**Task:**
Select the lines of the records containing the word "subtitle" and list them.

[Excerpts from a figure dataset]
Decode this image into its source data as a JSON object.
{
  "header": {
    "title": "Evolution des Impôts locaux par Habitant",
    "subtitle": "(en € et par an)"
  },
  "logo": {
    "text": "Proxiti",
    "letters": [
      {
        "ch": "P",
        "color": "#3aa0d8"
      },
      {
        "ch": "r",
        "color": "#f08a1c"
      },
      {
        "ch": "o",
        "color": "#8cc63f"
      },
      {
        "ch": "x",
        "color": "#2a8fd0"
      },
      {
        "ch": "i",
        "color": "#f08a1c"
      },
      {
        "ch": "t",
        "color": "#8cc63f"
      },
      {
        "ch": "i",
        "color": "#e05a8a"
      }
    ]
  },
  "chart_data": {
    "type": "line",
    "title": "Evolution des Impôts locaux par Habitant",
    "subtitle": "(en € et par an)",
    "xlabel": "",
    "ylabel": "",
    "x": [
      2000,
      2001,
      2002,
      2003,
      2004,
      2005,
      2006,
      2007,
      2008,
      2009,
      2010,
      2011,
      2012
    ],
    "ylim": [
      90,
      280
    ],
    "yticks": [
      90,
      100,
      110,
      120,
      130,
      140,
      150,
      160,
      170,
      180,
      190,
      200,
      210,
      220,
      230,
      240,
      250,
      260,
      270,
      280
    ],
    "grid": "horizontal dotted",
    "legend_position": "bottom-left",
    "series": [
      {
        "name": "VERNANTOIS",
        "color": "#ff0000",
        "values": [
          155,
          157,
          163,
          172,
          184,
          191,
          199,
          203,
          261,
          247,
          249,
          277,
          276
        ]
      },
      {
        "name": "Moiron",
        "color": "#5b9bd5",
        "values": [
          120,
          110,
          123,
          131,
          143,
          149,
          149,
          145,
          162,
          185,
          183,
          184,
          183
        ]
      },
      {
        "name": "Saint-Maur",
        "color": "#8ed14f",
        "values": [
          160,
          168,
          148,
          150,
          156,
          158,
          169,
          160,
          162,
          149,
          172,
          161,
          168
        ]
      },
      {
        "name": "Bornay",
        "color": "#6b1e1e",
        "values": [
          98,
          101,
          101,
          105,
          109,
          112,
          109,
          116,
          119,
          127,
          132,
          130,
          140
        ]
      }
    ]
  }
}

...

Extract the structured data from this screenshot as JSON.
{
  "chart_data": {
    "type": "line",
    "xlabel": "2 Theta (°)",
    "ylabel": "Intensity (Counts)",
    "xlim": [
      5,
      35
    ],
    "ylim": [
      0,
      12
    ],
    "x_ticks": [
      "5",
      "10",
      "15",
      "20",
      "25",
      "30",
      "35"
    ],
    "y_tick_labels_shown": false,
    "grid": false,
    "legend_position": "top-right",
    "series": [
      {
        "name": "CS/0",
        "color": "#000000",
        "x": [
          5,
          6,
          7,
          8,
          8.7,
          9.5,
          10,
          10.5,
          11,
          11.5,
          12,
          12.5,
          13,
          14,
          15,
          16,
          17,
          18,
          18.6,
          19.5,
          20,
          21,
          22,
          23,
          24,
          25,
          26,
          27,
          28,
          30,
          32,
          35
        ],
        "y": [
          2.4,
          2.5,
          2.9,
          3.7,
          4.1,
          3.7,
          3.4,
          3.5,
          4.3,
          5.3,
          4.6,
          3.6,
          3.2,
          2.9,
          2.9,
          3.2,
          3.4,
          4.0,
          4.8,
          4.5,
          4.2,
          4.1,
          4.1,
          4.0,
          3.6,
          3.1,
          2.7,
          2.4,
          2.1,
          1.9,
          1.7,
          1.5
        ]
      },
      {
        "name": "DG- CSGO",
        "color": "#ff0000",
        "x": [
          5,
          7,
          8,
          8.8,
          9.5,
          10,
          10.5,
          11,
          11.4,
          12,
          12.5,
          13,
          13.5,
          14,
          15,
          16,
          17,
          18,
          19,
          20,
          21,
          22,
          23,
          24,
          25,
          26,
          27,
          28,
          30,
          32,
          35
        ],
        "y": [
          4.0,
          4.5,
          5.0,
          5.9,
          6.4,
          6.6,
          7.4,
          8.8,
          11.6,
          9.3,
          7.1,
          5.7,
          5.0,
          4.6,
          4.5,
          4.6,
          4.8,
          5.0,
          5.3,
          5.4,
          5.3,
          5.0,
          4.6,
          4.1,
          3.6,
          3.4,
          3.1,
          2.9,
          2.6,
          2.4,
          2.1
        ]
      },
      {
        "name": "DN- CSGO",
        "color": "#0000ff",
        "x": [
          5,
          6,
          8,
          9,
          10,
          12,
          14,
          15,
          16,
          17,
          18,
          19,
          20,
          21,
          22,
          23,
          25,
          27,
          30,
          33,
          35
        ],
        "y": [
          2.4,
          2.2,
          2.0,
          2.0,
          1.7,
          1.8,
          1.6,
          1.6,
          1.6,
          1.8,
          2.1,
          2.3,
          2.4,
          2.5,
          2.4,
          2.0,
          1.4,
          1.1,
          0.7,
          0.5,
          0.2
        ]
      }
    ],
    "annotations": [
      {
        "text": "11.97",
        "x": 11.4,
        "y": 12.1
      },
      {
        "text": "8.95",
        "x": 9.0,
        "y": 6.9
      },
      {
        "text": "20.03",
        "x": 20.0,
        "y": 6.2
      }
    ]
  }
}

**Written answer:**
    "subtitle": "(en € et par an)"
    "subtitle": "(en € et par an)",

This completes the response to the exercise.